PROBLEM DETAILS | State the number of lines that contain the word "ylabel", and add nothing else.

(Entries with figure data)
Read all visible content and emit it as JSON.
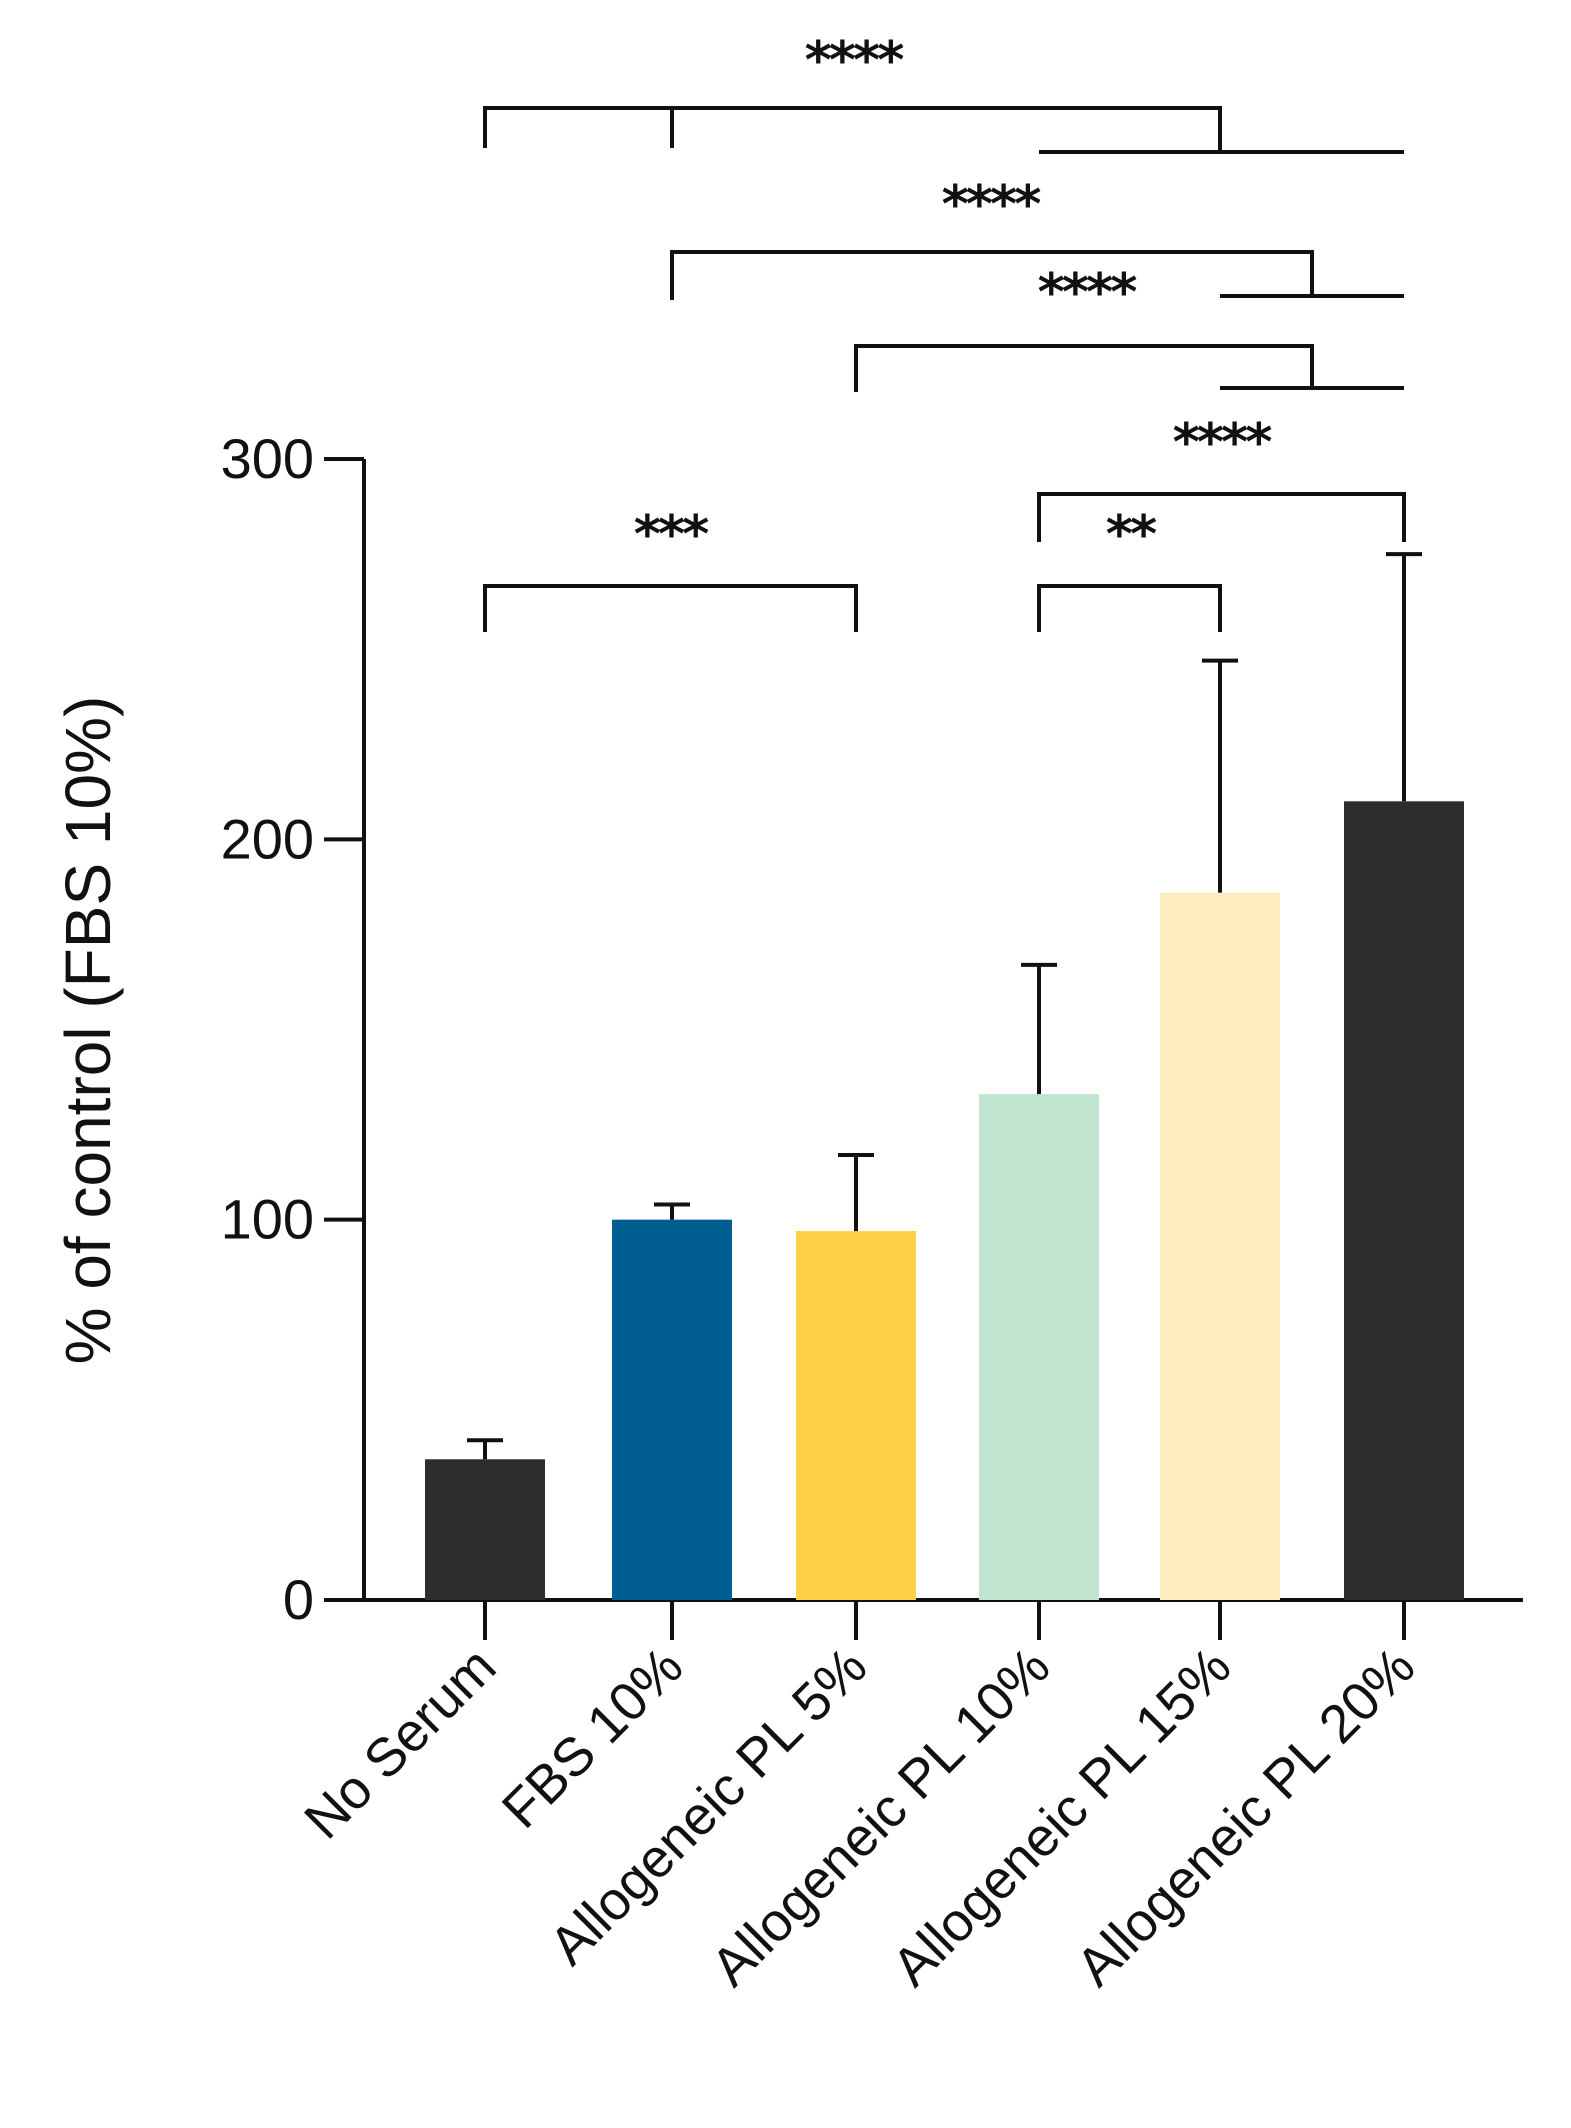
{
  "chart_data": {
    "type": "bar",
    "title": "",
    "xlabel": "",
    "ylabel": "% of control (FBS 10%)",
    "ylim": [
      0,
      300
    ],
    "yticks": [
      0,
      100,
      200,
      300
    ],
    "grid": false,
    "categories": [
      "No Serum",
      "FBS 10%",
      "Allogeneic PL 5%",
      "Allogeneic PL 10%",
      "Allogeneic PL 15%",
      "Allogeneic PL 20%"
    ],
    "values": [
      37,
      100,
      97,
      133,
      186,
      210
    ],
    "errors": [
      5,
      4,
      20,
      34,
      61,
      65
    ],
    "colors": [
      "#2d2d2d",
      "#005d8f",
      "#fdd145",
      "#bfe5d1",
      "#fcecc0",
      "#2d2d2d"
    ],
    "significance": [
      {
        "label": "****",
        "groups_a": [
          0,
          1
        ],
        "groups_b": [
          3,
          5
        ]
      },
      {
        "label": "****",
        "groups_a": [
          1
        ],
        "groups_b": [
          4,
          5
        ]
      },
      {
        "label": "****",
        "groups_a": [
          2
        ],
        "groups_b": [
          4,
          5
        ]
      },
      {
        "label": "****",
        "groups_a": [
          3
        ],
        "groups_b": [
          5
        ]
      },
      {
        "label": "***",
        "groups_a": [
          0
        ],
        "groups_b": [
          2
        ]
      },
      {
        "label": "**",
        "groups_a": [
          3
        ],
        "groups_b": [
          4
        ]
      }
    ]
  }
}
* * *
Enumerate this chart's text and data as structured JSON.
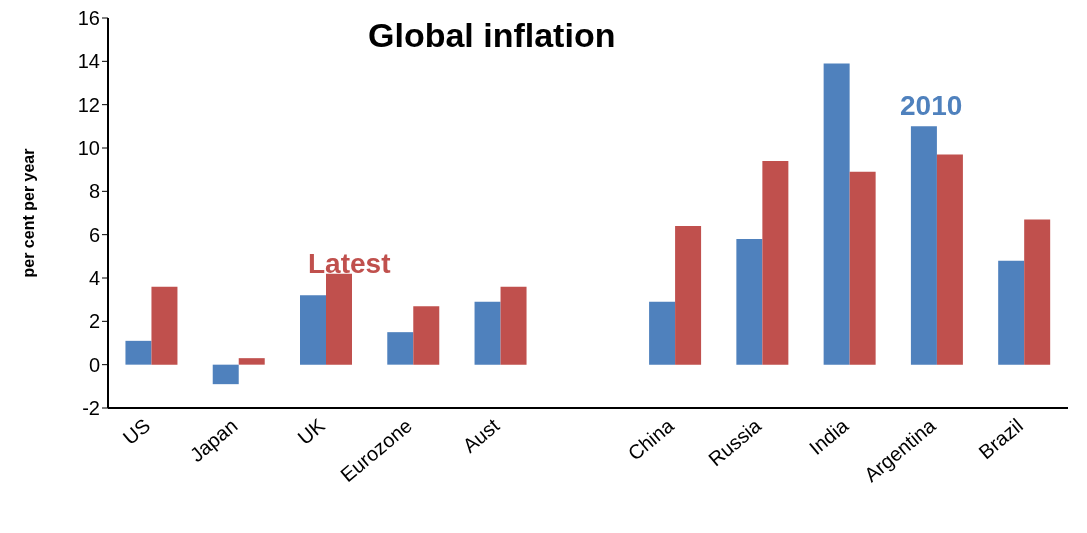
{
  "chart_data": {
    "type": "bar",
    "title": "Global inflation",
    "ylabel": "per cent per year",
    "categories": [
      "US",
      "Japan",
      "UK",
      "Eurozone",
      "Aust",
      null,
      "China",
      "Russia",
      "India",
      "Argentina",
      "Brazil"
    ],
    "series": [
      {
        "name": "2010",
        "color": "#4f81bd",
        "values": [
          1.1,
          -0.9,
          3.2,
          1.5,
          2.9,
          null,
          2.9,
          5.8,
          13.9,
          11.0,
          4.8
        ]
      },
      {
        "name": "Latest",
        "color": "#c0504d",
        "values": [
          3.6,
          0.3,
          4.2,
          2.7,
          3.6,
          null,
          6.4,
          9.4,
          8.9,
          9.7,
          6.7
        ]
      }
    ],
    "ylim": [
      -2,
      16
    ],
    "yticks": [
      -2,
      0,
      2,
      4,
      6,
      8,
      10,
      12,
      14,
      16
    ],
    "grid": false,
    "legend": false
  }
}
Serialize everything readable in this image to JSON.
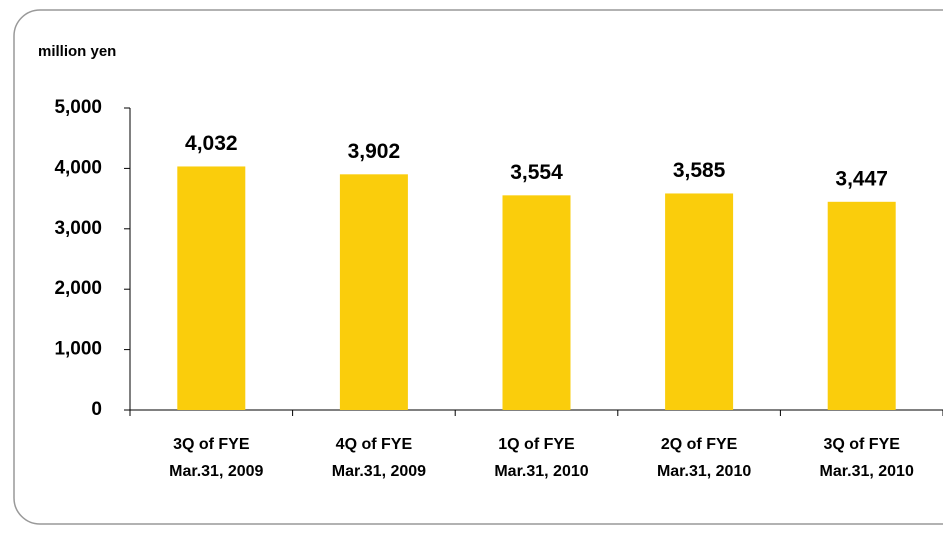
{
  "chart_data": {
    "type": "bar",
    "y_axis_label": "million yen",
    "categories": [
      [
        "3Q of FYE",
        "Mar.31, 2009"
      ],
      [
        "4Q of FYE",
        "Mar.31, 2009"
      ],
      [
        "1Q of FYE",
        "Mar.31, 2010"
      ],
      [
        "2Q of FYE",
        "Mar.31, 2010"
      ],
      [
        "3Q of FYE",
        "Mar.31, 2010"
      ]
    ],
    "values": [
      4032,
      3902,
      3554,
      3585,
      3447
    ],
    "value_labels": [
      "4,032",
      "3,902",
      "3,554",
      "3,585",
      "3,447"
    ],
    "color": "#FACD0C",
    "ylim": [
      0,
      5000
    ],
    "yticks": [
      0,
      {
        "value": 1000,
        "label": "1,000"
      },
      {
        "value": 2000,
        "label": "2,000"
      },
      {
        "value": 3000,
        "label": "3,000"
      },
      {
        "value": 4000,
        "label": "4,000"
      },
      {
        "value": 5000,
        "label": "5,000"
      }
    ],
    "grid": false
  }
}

FULL ANSWER | 2